EXERCISE> Which lines in the records below mention the word "this"? Copy each one out.

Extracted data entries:
▽
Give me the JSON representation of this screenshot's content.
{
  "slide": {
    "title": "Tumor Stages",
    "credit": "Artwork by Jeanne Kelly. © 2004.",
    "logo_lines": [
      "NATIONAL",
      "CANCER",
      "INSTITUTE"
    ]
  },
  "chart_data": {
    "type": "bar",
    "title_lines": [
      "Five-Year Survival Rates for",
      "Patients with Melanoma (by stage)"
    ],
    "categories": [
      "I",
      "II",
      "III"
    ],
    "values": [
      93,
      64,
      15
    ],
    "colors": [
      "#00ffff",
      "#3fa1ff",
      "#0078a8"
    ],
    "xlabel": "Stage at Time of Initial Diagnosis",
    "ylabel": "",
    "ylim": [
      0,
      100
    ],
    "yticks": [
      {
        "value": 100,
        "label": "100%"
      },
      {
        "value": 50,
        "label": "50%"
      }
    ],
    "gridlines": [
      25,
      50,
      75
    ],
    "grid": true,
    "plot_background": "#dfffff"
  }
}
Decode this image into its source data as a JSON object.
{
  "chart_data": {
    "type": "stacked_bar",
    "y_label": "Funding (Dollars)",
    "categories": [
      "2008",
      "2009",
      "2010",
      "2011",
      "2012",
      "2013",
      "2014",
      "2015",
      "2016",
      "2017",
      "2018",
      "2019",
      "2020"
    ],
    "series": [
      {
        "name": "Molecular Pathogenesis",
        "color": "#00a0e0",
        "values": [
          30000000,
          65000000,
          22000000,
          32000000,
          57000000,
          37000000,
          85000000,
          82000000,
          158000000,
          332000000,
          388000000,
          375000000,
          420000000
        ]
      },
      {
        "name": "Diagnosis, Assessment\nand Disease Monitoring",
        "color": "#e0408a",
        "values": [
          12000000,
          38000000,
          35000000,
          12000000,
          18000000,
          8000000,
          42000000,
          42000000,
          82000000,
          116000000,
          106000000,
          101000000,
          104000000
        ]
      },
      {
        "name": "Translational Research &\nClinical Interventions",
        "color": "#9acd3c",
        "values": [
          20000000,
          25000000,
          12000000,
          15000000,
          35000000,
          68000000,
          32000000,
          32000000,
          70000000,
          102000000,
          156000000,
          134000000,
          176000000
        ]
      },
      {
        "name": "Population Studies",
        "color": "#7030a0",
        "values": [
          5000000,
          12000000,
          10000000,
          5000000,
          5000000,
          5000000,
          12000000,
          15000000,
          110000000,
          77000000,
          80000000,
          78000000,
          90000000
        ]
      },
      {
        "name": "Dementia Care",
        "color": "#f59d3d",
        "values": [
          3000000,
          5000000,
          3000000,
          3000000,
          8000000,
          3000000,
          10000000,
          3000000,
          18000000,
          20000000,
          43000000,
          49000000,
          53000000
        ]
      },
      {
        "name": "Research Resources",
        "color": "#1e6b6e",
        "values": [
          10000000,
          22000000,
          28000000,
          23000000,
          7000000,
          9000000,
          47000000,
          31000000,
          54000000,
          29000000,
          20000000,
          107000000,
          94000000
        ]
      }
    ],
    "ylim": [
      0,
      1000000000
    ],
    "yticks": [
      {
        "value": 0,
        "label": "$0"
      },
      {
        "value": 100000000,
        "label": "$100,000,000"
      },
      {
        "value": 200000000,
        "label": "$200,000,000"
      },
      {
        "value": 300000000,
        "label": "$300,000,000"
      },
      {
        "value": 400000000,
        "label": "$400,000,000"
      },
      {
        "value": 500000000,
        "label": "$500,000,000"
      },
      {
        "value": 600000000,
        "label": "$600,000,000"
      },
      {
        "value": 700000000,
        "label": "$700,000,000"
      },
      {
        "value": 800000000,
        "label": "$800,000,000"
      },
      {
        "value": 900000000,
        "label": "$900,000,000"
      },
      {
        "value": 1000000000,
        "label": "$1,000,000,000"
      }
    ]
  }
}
△
ANSWER FOR THE TASK>
Give me the JSON representation of this screenshot's content.
Decode this image into its source data as a JSON object.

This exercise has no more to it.